* Source extract
[LEAPSECS] Time math libraries, UTC to TAI

Thu Dec 29 00:08:58 EST 2016

On Wed, Dec 28, 2016 at 2:21 PM, Brooks Harris <brooks at edlmax.com> wrote:
> On 2016-12-28 02:29 PM, Warner Losh wrote:
>>
>> On Wed, Dec 28, 2016 at 10:33 AM, Brooks Harris <brooks at edlmax.com> wrote:
>>>
>>> The YMDhms count progression across the first Leap Second
>>> (1972-06-30T23:59:60 (UTC)) as yielded by POSIX gmtime() is expected to
>>> be
>>
>> Or rather "something like the following," because POSIX doesn't say
>> what happens during the leap second. Some systems replay the 799
>> second rather than the 800 second to avoid starting the day twice...
>> This is also allowed by POSIX because every last thing dealing with
>> the leap second is implementation defined because it is outside the
>> scope of the standard. FreeBSD does 799 twice for example. There's
>> other systems that 'freeze' time during the leap second, only
>> incrementing it by a tiny fraction for each gettimeofday call.
>
> Hi Warner,
>
> My understanding, also from David Wells: "Unlike the POSIX conventions , the
> NTP clock is frozen and does not advanced during the leap second, so there
> is no need to set it back one second at the end of the leap second. "

* Dataset content

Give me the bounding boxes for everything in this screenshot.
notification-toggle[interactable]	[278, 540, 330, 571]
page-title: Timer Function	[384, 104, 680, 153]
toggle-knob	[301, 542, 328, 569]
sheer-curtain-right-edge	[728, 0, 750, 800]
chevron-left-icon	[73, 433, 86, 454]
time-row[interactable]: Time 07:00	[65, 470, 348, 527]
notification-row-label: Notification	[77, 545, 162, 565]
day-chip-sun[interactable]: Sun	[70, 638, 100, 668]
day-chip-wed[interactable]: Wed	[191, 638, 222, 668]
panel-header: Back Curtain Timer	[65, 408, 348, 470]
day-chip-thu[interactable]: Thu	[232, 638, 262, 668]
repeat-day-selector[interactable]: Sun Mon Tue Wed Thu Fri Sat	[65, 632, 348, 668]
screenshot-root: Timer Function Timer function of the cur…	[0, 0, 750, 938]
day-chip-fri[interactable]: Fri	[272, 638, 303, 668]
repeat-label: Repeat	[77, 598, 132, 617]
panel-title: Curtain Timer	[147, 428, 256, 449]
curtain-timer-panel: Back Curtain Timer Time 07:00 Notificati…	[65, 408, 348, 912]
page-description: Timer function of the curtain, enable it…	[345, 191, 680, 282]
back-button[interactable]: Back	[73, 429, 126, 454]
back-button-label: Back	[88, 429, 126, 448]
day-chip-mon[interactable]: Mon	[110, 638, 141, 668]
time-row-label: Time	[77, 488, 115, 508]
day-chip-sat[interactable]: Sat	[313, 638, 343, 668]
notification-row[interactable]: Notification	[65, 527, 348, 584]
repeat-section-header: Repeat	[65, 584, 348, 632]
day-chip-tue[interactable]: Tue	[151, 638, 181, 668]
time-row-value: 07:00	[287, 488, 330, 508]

* Problems to solve
[1] Name every person mentioned in the leap-second thread.
[2] Take the records from their first line through the line containing "545, 162, 565]", and write those lines out again with each "toggle" swapped for "switch" and nothing else altered.
The leap-second thread and the records come from unrelated sources.

* Solutions to the problems
[1] Brooks Harris, Warner Losh, David Wells

[2]
Give me the bounding boxes for everything in this screenshot.
notification-switch[interactable]	[278, 540, 330, 571]
page-title: Timer Function	[384, 104, 680, 153]
switch-knob	[301, 542, 328, 569]
sheer-curtain-right-edge	[728, 0, 750, 800]
chevron-left-icon	[73, 433, 86, 454]
time-row[interactable]: Time 07:00	[65, 470, 348, 527]
notification-row-label: Notification	[77, 545, 162, 565]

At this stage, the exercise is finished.